◆ TASK INSTRUCTIONS ◆
Write only the number of lines in the records beneath that hold "leśnych".

>> Begin

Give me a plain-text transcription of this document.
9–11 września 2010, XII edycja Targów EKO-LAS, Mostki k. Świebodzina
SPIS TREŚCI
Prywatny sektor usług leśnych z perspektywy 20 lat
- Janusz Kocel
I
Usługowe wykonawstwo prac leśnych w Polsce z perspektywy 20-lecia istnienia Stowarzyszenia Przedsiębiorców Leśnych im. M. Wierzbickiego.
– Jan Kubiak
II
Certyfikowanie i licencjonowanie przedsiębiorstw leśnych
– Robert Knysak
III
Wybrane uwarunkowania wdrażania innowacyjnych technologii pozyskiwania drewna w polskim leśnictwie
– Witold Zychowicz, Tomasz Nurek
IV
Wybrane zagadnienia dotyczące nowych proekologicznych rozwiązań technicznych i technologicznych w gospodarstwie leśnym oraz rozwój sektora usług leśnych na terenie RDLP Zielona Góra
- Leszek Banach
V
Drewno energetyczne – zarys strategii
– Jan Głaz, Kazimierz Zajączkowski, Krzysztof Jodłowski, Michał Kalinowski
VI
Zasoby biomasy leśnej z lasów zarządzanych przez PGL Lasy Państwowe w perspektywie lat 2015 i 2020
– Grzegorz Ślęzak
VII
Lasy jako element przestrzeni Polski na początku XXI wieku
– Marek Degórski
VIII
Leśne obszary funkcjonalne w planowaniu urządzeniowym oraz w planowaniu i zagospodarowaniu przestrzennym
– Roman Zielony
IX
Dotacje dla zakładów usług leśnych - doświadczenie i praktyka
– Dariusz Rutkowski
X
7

>> End

◆ EXERCISE OUTPUT ◆
5